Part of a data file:
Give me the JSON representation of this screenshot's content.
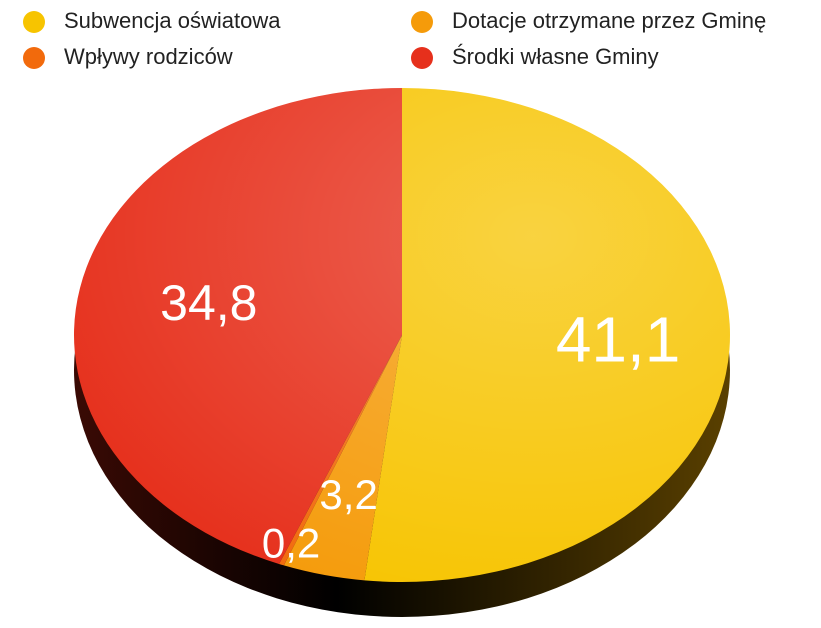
{
  "chart_data": {
    "type": "pie",
    "categories": [
      "Subwencja oświatowa",
      "Dotacje otrzymane przez Gminę",
      "Wpływy rodziców",
      "Środki własne Gminy"
    ],
    "values": [
      41.1,
      3.2,
      0.2,
      34.8
    ],
    "value_labels": [
      "41,1",
      "3,2",
      "0,2",
      "34,8"
    ],
    "colors": [
      "#f7c400",
      "#f59b0a",
      "#f26a0c",
      "#e6301c"
    ],
    "legend": "top"
  }
}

**Work instructions**. Quote each entry above verbatim and drop the pictures.

**Final answer**.
Give me the JSON representation of this screenshot's content.
{
  "chart_data": {
    "type": "pie",
    "categories": [
      "Subwencja oświatowa",
      "Dotacje otrzymane przez Gminę",
      "Wpływy rodziców",
      "Środki własne Gminy"
    ],
    "values": [
      41.1,
      3.2,
      0.2,
      34.8
    ],
    "value_labels": [
      "41,1",
      "3,2",
      "0,2",
      "34,8"
    ],
    "colors": [
      "#f7c400",
      "#f59b0a",
      "#f26a0c",
      "#e6301c"
    ],
    "legend": "top"
  }
}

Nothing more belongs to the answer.